Written request: Copy the listing verbatim, excluding any images found in it.
======== The records ========
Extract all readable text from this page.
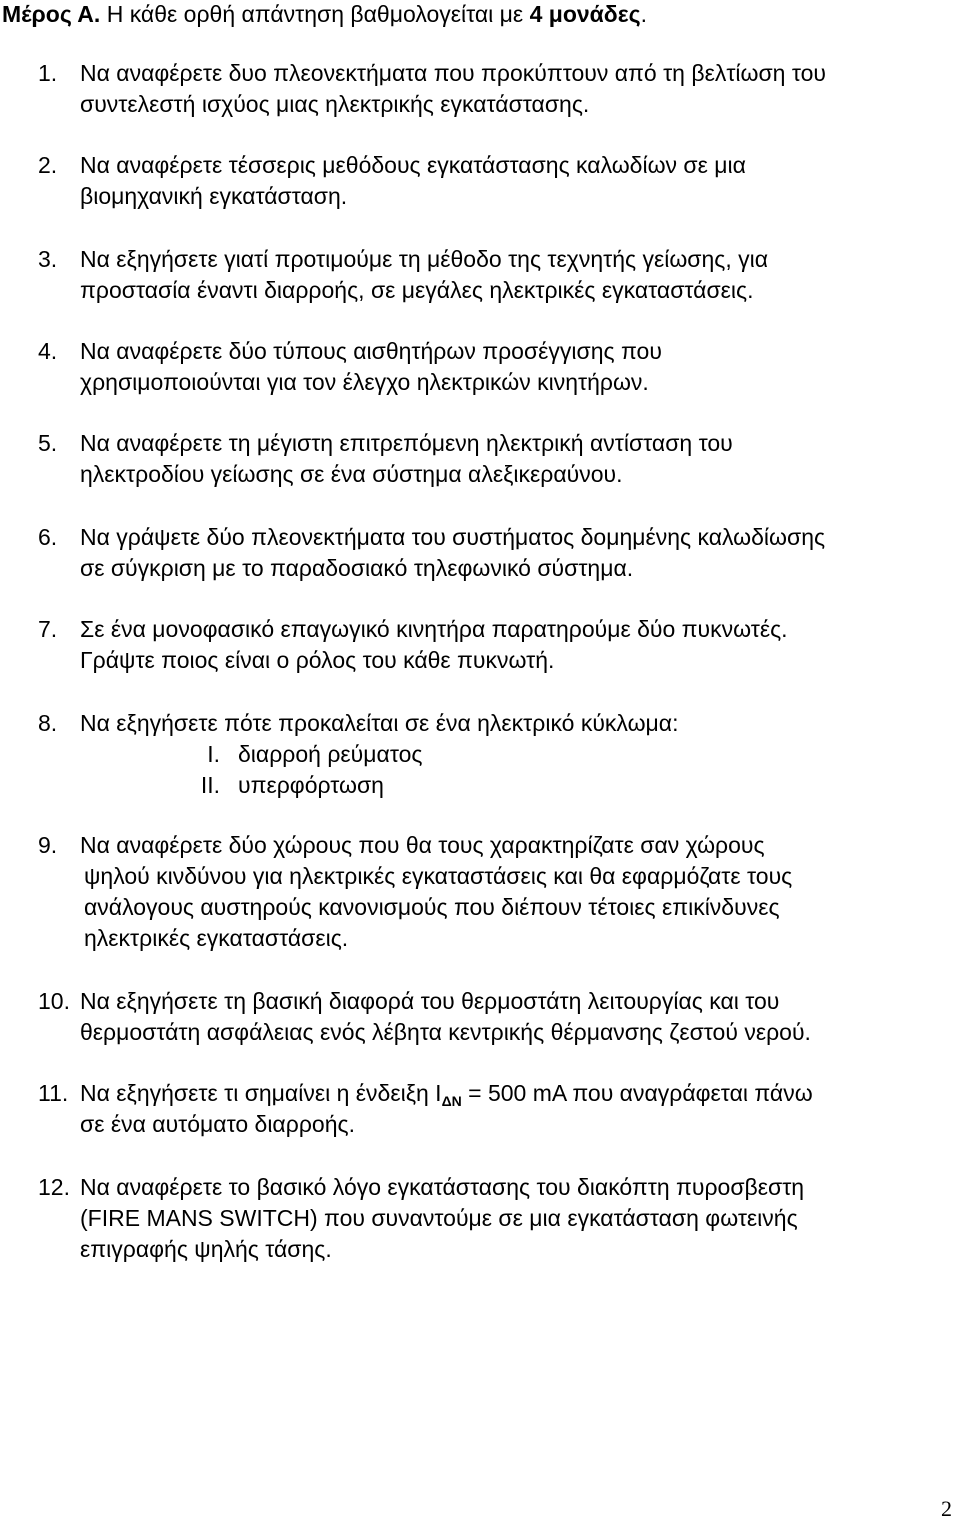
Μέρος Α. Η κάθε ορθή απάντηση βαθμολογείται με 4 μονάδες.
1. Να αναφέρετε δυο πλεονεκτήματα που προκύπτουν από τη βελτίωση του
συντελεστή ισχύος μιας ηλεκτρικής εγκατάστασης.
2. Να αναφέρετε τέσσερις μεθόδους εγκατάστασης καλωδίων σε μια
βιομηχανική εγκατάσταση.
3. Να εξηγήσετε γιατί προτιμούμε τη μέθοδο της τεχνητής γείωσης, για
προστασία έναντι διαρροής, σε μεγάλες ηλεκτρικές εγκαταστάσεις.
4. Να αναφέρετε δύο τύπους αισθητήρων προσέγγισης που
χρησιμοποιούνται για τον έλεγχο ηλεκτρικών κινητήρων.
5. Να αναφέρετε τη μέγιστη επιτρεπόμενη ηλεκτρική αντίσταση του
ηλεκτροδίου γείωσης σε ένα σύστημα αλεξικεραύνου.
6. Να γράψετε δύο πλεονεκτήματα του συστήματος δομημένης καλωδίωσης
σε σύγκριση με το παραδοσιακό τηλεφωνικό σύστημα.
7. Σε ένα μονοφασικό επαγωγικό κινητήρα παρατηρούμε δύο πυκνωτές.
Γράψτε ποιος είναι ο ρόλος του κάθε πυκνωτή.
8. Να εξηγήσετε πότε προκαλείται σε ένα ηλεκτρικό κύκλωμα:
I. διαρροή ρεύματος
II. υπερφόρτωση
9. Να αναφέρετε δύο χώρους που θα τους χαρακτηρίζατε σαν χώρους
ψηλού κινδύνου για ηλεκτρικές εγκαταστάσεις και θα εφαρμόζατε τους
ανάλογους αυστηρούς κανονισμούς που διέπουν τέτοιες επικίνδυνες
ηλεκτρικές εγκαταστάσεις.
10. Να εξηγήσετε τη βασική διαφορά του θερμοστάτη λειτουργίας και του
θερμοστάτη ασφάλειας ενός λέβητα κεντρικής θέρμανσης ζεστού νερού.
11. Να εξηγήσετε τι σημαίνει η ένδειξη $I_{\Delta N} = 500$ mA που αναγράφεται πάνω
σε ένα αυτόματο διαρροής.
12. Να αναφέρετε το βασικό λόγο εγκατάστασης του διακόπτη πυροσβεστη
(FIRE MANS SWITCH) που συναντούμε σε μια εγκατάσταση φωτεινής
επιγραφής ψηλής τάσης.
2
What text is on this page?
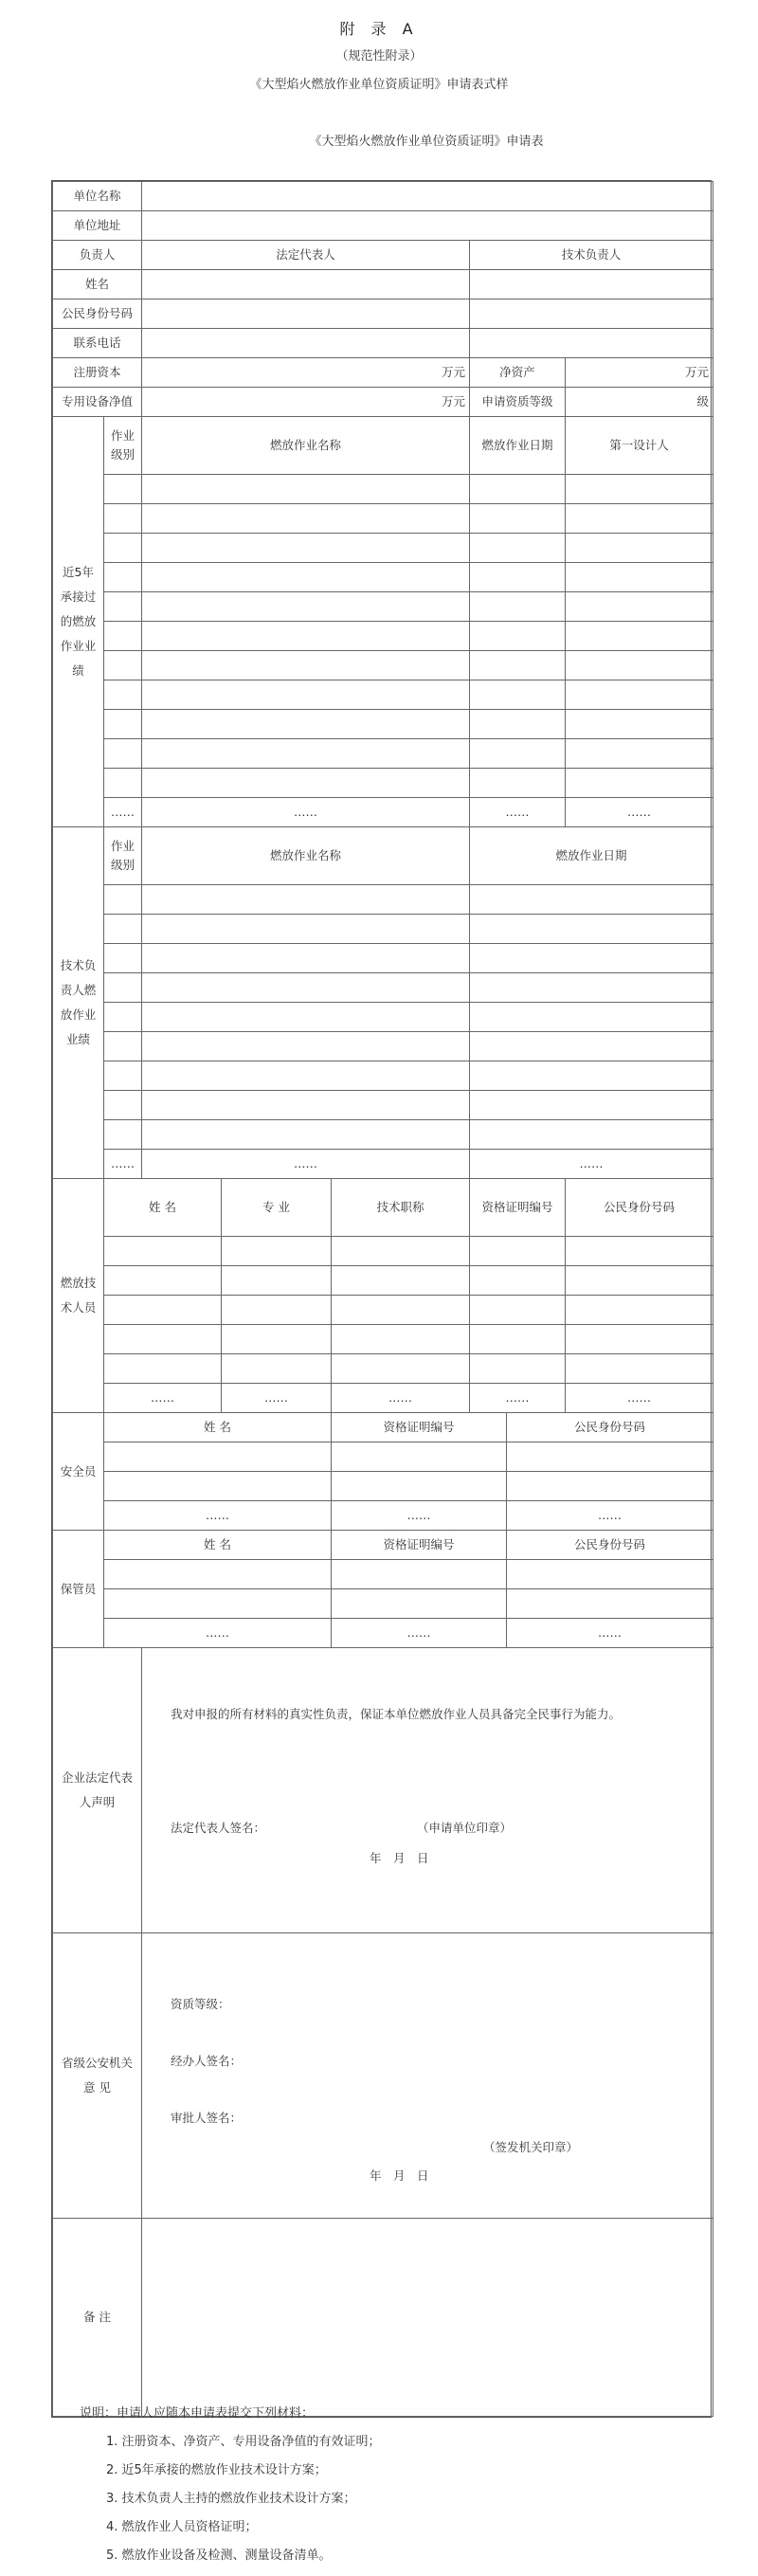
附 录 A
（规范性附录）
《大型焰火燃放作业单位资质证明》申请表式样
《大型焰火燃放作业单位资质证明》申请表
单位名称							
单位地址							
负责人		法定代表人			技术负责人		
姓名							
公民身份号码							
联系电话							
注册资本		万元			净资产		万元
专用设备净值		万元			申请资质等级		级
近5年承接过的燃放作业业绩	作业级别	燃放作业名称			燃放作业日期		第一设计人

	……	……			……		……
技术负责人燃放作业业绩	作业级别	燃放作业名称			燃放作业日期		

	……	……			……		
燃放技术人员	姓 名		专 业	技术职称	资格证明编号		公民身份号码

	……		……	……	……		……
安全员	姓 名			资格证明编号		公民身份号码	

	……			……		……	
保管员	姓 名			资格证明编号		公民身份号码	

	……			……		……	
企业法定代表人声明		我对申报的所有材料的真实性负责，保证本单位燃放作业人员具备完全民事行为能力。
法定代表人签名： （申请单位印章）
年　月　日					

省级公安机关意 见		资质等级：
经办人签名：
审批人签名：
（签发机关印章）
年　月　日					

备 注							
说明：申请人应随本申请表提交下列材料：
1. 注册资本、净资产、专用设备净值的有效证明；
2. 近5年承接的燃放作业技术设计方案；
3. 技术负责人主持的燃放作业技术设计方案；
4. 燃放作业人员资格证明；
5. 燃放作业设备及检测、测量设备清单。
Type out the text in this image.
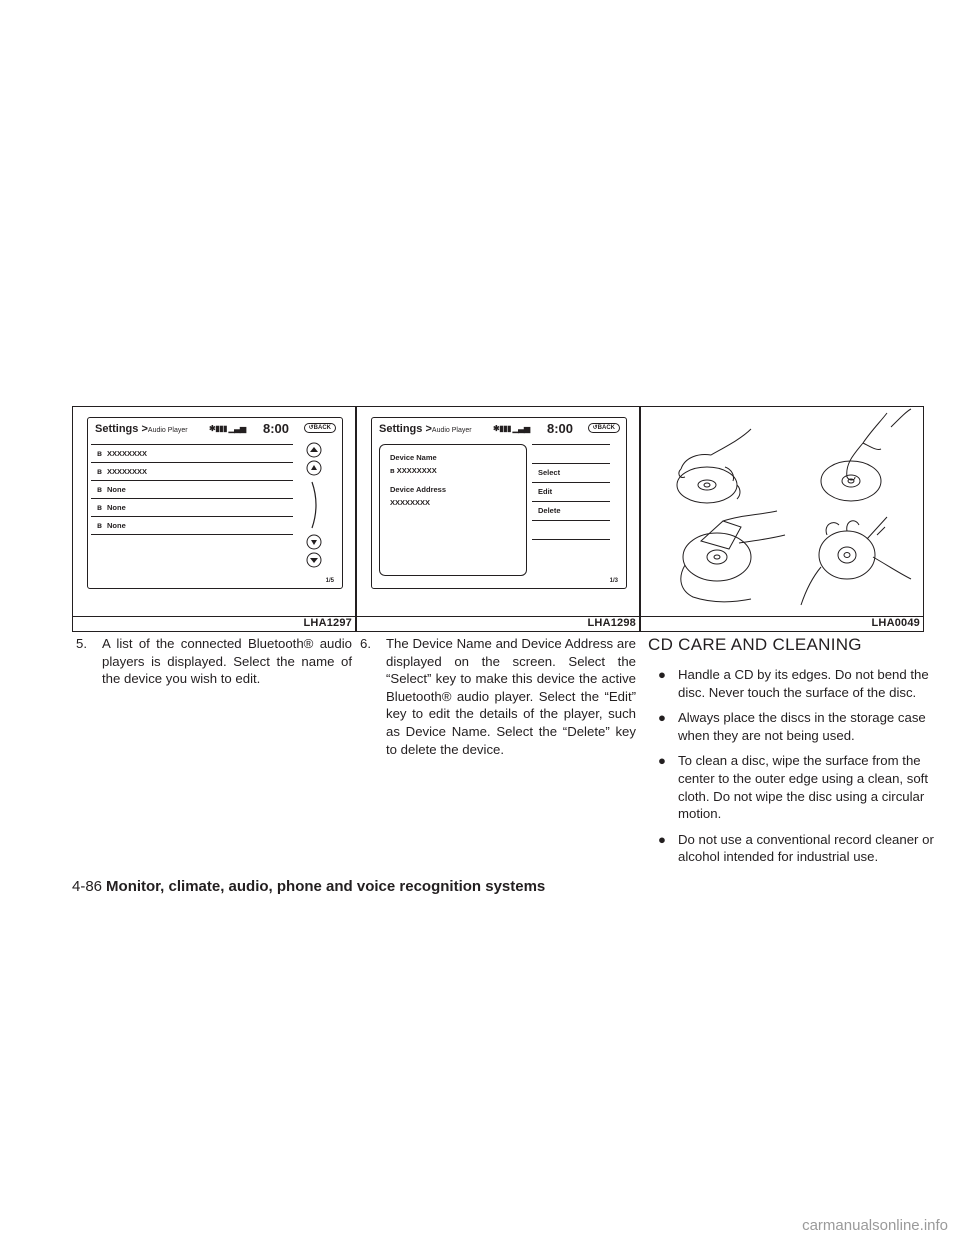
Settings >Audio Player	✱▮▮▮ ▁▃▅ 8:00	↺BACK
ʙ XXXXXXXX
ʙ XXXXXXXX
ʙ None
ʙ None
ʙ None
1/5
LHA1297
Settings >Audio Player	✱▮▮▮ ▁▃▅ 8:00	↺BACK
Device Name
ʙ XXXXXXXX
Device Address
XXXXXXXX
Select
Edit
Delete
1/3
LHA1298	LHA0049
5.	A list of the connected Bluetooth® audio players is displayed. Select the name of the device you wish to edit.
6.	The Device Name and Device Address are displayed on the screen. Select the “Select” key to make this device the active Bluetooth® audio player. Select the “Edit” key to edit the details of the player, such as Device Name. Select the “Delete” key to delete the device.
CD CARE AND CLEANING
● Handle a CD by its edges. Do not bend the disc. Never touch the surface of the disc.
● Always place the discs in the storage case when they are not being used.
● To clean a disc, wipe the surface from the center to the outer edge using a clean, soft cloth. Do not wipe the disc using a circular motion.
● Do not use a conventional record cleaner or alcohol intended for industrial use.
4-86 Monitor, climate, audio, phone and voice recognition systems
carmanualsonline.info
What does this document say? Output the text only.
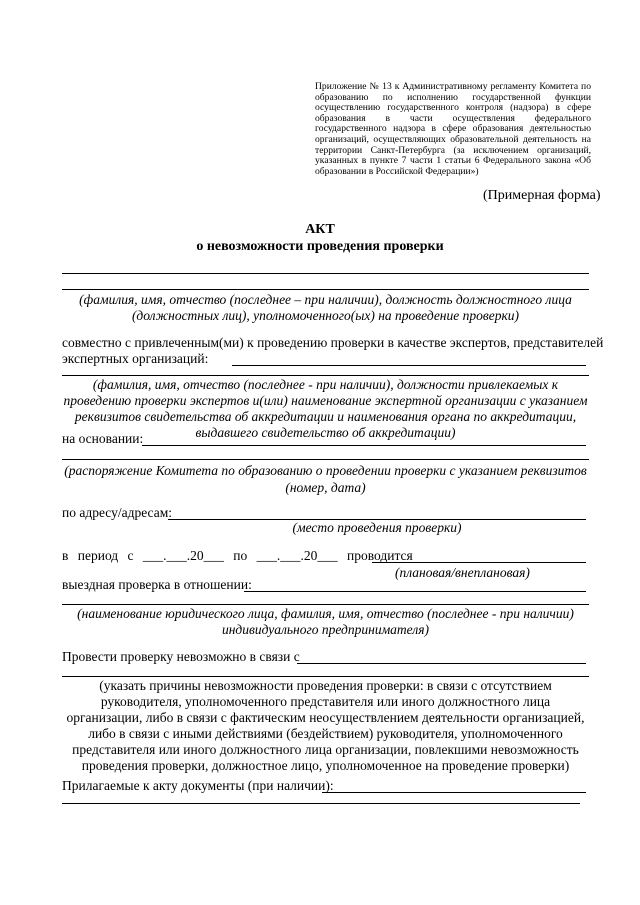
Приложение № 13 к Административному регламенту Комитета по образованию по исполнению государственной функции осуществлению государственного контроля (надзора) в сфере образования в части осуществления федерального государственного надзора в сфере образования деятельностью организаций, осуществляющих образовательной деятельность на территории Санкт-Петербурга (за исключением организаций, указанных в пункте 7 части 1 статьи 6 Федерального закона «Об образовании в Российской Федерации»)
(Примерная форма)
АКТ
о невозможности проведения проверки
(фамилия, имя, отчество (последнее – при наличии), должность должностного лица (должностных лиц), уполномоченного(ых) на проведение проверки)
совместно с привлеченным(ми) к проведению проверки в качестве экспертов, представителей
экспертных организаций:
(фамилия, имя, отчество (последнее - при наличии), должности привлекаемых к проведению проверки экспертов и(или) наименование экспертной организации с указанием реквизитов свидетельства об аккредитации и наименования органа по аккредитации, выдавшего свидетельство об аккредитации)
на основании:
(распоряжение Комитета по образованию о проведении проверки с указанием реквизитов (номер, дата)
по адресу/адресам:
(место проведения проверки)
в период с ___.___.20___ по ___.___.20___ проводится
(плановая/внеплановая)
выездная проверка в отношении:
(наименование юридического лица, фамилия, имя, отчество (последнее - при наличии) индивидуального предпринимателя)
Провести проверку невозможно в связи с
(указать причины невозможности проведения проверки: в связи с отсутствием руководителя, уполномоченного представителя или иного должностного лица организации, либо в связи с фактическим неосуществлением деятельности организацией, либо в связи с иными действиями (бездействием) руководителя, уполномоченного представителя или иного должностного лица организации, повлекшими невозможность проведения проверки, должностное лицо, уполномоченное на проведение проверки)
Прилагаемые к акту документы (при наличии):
========
Full solution:
Extract all readable text from this page.
Μέρος Α. Η κάθε ορθή απάντηση βαθμολογείται με 4 μονάδες.
1. Να αναφέρετε δυο πλεονεκτήματα που προκύπτουν από τη βελτίωση του
συντελεστή ισχύος μιας ηλεκτρικής εγκατάστασης.
2. Να αναφέρετε τέσσερις μεθόδους εγκατάστασης καλωδίων σε μια
βιομηχανική εγκατάσταση.
3. Να εξηγήσετε γιατί προτιμούμε τη μέθοδο της τεχνητής γείωσης, για
προστασία έναντι διαρροής, σε μεγάλες ηλεκτρικές εγκαταστάσεις.
4. Να αναφέρετε δύο τύπους αισθητήρων προσέγγισης που
χρησιμοποιούνται για τον έλεγχο ηλεκτρικών κινητήρων.
5. Να αναφέρετε τη μέγιστη επιτρεπόμενη ηλεκτρική αντίσταση του
ηλεκτροδίου γείωσης σε ένα σύστημα αλεξικεραύνου.
6. Να γράψετε δύο πλεονεκτήματα του συστήματος δομημένης καλωδίωσης
σε σύγκριση με το παραδοσιακό τηλεφωνικό σύστημα.
7. Σε ένα μονοφασικό επαγωγικό κινητήρα παρατηρούμε δύο πυκνωτές.
Γράψτε ποιος είναι ο ρόλος του κάθε πυκνωτή.
8. Να εξηγήσετε πότε προκαλείται σε ένα ηλεκτρικό κύκλωμα:
I. διαρροή ρεύματος
II. υπερφόρτωση
9. Να αναφέρετε δύο χώρους που θα τους χαρακτηρίζατε σαν χώρους
ψηλού κινδύνου για ηλεκτρικές εγκαταστάσεις και θα εφαρμόζατε τους
ανάλογους αυστηρούς κανονισμούς που διέπουν τέτοιες επικίνδυνες
ηλεκτρικές εγκαταστάσεις.
10. Να εξηγήσετε τη βασική διαφορά του θερμοστάτη λειτουργίας και του
θερμοστάτη ασφάλειας ενός λέβητα κεντρικής θέρμανσης ζεστού νερού.
11. Να εξηγήσετε τι σημαίνει η ένδειξη $I_{\Delta N} = 500$ mA που αναγράφεται πάνω
σε ένα αυτόματο διαρροής.
12. Να αναφέρετε το βασικό λόγο εγκατάστασης του διακόπτη πυροσβεστη
(FIRE MANS SWITCH) που συναντούμε σε μια εγκατάσταση φωτεινής
επιγραφής ψηλής τάσης.
2
What text is on this page?
附 录 A
（规范性附录）
《大型焰火燃放作业单位资质证明》申请表式样
《大型焰火燃放作业单位资质证明》申请表
单位名称							
单位地址							
负责人		法定代表人			技术负责人		
姓名							
公民身份号码							
联系电话							
注册资本		万元			净资产		万元
专用设备净值		万元			申请资质等级		级
近5年承接过的燃放作业业绩	作业级别	燃放作业名称			燃放作业日期		第一设计人

	……	……			……		……
技术负责人燃放作业业绩	作业级别	燃放作业名称			燃放作业日期		

	……	……			……		
燃放技术人员	姓 名		专 业	技术职称	资格证明编号		公民身份号码

	……		……	……	……		……
安全员	姓 名			资格证明编号		公民身份号码	

	……			……		……	
保管员	姓 名			资格证明编号		公民身份号码	

	……			……		……	
企业法定代表人声明		我对申报的所有材料的真实性负责，保证本单位燃放作业人员具备完全民事行为能力。
法定代表人签名： （申请单位印章）
年　月　日					

省级公安机关意 见		资质等级：
经办人签名：
审批人签名：
（签发机关印章）
年　月　日					

备 注							
说明：申请人应随本申请表提交下列材料：
1. 注册资本、净资产、专用设备净值的有效证明；
2. 近5年承接的燃放作业技术设计方案；
3. 技术负责人主持的燃放作业技术设计方案；
4. 燃放作业人员资格证明；
5. 燃放作业设备及检测、测量设备清单。
Type out the text in this image.
Settings >Audio Player	✱▮▮▮ ▁▃▅ 8:00	↺BACK
ʙ XXXXXXXX
ʙ XXXXXXXX
ʙ None
ʙ None
ʙ None
1/5
LHA1297
Settings >Audio Player	✱▮▮▮ ▁▃▅ 8:00	↺BACK
Device Name
ʙ XXXXXXXX
Device Address
XXXXXXXX
Select
Edit
Delete
1/3
LHA1298	LHA0049
5.	A list of the connected Bluetooth® audio players is displayed. Select the name of the device you wish to edit.
6.	The Device Name and Device Address are displayed on the screen. Select the “Select” key to make this device the active Bluetooth® audio player. Select the “Edit” key to edit the details of the player, such as Device Name. Select the “Delete” key to delete the device.
CD CARE AND CLEANING
● Handle a CD by its edges. Do not bend the disc. Never touch the surface of the disc.
● Always place the discs in the storage case when they are not being used.
● To clean a disc, wipe the surface from the center to the outer edge using a clean, soft cloth. Do not wipe the disc using a circular motion.
● Do not use a conventional record cleaner or alcohol intended for industrial use.
4-86 Monitor, climate, audio, phone and voice recognition systems
carmanualsonline.info
What does this document say? Output the text only.
Приложение № 13 к Административному регламенту Комитета по образованию по исполнению государственной функции осуществлению государственного контроля (надзора) в сфере образования в части осуществления федерального государственного надзора в сфере образования деятельностью организаций, осуществляющих образовательной деятельность на территории Санкт-Петербурга (за исключением организаций, указанных в пункте 7 части 1 статьи 6 Федерального закона «Об образовании в Российской Федерации»)
(Примерная форма)
АКТ
о невозможности проведения проверки
(фамилия, имя, отчество (последнее – при наличии), должность должностного лица (должностных лиц), уполномоченного(ых) на проведение проверки)
совместно с привлеченным(ми) к проведению проверки в качестве экспертов, представителей
экспертных организаций:
(фамилия, имя, отчество (последнее - при наличии), должности привлекаемых к проведению проверки экспертов и(или) наименование экспертной организации с указанием реквизитов свидетельства об аккредитации и наименования органа по аккредитации, выдавшего свидетельство об аккредитации)
на основании:
(распоряжение Комитета по образованию о проведении проверки с указанием реквизитов (номер, дата)
по адресу/адресам:
(место проведения проверки)
в период с ___.___.20___ по ___.___.20___ проводится
(плановая/внеплановая)
выездная проверка в отношении:
(наименование юридического лица, фамилия, имя, отчество (последнее - при наличии) индивидуального предпринимателя)
Провести проверку невозможно в связи с
(указать причины невозможности проведения проверки: в связи с отсутствием руководителя, уполномоченного представителя или иного должностного лица организации, либо в связи с фактическим неосуществлением деятельности организацией, либо в связи с иными действиями (бездействием) руководителя, уполномоченного представителя или иного должностного лица организации, повлекшими невозможность проведения проверки, должностное лицо, уполномоченное на проведение проверки)
Прилагаемые к акту документы (при наличии):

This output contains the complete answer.